**Exercise prompt:** Work out how many lines of the records contain "drag". Answer with the number and nothing else.

────────────────────

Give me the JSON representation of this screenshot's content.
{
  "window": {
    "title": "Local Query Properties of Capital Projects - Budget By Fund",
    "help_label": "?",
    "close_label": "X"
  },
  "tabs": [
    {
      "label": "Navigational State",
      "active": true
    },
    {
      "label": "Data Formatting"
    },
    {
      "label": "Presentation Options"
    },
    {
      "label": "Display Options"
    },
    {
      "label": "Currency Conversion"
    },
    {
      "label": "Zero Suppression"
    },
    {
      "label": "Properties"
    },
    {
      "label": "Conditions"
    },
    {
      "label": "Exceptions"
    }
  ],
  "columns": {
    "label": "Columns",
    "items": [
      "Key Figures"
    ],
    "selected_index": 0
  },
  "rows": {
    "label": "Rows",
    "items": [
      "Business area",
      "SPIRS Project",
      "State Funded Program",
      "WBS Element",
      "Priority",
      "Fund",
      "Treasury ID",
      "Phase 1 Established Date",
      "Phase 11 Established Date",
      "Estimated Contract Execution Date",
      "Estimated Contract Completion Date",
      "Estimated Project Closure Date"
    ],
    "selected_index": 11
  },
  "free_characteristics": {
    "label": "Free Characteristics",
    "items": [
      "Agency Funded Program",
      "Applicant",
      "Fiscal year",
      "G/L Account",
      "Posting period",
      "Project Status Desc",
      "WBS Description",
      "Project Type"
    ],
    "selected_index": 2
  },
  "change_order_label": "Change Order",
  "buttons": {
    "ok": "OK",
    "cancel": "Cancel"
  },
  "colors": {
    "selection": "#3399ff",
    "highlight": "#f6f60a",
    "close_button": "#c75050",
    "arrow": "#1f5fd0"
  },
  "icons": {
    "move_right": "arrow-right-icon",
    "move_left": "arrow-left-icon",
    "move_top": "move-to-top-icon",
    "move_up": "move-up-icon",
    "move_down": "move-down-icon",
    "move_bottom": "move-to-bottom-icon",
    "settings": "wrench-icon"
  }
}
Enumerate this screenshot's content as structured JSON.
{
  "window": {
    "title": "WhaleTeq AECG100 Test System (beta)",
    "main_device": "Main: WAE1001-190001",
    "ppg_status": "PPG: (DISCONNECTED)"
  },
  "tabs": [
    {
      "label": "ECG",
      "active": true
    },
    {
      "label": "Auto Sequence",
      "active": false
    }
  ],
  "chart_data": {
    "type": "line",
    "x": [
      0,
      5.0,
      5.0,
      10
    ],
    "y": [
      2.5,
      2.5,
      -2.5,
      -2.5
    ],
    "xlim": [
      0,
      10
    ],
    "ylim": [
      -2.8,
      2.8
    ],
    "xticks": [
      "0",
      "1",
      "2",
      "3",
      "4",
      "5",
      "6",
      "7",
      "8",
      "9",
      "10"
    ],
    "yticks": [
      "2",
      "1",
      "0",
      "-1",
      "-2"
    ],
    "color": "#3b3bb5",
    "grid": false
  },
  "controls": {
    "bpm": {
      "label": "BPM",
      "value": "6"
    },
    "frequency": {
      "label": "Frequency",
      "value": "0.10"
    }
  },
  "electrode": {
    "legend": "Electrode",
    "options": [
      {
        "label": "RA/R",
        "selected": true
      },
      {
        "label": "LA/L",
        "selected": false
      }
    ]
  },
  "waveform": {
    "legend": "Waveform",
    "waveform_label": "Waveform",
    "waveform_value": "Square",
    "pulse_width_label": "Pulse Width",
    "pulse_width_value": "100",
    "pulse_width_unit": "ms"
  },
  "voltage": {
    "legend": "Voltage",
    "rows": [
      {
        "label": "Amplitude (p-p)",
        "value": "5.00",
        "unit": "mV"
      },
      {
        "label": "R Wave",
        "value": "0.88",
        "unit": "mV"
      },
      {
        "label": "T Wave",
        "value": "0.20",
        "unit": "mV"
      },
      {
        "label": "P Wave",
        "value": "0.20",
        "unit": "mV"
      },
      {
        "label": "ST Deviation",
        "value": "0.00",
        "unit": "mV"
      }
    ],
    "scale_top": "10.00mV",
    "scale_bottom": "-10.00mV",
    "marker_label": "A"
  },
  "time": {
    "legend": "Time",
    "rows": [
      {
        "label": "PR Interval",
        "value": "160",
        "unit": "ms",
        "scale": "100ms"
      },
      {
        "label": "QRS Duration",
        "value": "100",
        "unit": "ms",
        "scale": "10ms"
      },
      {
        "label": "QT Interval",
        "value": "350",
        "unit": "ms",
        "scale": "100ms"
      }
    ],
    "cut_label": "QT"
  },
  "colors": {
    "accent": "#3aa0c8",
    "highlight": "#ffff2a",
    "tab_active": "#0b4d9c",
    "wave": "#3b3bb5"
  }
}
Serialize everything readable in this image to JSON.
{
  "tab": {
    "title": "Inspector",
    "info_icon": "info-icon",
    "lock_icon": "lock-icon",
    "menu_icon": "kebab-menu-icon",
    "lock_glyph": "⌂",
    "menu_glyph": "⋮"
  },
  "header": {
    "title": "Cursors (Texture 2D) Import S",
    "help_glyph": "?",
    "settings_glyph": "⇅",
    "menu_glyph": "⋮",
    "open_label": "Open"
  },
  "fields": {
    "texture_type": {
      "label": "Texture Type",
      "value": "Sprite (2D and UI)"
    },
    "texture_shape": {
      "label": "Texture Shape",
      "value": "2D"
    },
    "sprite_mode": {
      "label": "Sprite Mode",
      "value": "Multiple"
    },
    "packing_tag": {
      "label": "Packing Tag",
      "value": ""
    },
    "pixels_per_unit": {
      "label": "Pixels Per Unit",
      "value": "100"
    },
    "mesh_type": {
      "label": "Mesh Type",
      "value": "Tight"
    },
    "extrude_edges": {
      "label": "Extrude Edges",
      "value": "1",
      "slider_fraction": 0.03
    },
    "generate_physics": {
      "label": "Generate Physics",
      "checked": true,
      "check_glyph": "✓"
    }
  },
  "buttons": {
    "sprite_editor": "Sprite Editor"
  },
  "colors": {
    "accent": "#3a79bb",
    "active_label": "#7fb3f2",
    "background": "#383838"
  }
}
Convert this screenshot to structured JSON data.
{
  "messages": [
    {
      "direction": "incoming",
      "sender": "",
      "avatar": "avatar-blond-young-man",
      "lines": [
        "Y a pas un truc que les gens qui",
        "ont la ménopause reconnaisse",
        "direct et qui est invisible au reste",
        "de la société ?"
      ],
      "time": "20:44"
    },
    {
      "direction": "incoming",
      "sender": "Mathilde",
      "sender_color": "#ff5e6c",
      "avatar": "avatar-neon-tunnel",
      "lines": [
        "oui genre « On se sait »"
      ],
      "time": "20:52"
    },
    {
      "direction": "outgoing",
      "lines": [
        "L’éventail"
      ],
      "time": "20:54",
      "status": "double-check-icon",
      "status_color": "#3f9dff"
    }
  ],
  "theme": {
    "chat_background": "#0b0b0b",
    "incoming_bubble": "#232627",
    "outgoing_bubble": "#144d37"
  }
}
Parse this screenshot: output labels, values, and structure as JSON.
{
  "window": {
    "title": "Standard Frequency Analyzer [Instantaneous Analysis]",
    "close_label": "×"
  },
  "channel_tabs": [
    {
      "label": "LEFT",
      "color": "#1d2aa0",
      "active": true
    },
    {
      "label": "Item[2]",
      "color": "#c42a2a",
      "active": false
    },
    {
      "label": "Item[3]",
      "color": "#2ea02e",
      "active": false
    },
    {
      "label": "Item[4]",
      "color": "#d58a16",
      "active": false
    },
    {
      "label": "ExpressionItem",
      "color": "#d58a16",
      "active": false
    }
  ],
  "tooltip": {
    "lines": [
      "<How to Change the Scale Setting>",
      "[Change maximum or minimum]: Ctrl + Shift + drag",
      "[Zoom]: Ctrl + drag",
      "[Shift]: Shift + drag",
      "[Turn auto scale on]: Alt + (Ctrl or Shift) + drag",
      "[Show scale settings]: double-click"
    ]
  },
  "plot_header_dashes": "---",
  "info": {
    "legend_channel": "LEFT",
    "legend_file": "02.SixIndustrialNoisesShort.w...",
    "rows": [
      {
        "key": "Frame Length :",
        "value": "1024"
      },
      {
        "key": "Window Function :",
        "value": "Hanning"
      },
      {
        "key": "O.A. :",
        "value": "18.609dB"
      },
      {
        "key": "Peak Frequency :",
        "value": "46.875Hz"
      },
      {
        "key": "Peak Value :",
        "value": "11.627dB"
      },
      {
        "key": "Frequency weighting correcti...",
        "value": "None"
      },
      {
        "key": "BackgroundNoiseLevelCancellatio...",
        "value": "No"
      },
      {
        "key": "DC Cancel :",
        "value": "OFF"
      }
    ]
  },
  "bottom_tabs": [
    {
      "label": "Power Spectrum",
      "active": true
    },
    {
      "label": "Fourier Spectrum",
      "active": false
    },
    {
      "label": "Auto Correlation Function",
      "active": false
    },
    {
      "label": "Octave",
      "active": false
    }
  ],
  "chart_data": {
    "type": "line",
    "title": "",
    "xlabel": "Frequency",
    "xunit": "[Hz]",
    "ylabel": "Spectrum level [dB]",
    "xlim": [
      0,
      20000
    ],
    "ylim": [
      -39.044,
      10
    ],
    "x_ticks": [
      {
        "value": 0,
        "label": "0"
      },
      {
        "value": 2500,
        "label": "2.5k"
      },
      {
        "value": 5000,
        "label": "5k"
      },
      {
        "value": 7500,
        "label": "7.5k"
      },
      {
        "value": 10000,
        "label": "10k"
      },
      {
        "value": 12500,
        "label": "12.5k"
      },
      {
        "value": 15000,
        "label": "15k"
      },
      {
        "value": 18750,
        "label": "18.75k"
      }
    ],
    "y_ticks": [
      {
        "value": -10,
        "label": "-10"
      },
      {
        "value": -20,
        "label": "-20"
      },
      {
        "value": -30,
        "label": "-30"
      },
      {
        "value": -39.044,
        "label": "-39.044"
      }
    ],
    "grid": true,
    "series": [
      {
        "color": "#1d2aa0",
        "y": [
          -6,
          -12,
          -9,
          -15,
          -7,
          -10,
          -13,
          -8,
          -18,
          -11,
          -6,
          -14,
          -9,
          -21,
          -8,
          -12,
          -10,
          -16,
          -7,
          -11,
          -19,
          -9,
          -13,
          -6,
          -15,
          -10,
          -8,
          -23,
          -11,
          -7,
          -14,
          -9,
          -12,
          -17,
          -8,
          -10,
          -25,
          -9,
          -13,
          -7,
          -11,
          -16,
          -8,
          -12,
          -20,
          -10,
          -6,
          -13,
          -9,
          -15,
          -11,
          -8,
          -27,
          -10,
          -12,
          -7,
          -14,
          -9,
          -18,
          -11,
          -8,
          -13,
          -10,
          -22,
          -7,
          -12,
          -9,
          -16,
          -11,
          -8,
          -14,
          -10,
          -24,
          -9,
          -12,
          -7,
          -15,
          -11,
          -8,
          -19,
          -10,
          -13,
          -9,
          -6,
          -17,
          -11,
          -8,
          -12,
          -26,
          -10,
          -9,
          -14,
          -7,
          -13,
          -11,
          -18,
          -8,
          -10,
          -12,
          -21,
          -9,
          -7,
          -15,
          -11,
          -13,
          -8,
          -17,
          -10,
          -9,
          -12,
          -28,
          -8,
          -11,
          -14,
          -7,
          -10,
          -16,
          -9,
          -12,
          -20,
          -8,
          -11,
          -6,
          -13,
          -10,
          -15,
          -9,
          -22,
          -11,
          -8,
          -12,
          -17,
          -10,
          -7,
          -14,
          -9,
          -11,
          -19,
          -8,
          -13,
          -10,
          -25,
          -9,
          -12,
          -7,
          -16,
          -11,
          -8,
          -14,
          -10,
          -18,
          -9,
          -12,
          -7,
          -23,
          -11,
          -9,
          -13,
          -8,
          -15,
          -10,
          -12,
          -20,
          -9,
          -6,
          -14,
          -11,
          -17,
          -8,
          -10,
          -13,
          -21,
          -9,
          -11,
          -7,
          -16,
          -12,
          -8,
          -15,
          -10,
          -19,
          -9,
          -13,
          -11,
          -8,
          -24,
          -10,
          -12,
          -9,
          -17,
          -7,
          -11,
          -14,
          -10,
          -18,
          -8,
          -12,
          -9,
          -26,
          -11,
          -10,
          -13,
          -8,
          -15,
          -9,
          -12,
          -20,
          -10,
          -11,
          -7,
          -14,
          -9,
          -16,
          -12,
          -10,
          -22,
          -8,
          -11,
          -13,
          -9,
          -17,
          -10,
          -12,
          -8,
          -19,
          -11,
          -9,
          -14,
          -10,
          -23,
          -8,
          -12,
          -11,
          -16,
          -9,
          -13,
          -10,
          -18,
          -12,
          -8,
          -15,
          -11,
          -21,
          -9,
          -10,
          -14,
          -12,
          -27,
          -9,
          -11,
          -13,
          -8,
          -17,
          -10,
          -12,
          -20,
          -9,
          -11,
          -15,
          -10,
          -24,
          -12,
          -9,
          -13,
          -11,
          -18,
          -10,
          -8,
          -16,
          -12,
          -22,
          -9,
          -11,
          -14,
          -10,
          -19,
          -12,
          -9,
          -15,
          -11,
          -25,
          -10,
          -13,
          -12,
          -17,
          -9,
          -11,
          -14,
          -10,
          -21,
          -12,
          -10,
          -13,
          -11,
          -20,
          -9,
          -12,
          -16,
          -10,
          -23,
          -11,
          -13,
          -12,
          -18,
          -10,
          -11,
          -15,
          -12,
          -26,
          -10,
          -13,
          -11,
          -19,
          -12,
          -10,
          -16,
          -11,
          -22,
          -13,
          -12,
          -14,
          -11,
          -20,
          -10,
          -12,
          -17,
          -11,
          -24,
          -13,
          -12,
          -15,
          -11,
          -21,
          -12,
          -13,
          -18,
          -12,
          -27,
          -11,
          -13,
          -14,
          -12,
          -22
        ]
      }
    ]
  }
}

────────────────────

**Exercise result:** 4